Instruction: Render every entry exactly as it appears.

Saved entries
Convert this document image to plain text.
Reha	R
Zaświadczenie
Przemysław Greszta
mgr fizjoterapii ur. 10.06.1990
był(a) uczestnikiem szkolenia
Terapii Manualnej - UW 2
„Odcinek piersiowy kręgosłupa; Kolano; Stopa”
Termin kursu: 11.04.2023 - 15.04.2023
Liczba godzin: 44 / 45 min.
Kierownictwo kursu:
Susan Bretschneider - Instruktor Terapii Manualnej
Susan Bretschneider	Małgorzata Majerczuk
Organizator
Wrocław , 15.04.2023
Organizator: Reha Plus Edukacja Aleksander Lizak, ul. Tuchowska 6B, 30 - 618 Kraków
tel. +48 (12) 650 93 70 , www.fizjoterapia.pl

The completed task:
Convert this document image to plain text.
Reha	R
Zaświadczenie
Przemysław Greszta
mgr fizjoterapii ur. 10.06.1990
był(a) uczestnikiem szkolenia
Terapii Manualnej - UW 2
„Odcinek piersiowy kręgosłupa; Kolano; Stopa”
Termin kursu: 11.04.2023 - 15.04.2023
Liczba godzin: 44 / 45 min.
Kierownictwo kursu:
Susan Bretschneider - Instruktor Terapii Manualnej
Susan Bretschneider	Małgorzata Majerczuk
Organizator
Wrocław , 15.04.2023
Organizator: Reha Plus Edukacja Aleksander Lizak, ul. Tuchowska 6B, 30 - 618 Kraków
tel. +48 (12) 650 93 70 , www.fizjoterapia.pl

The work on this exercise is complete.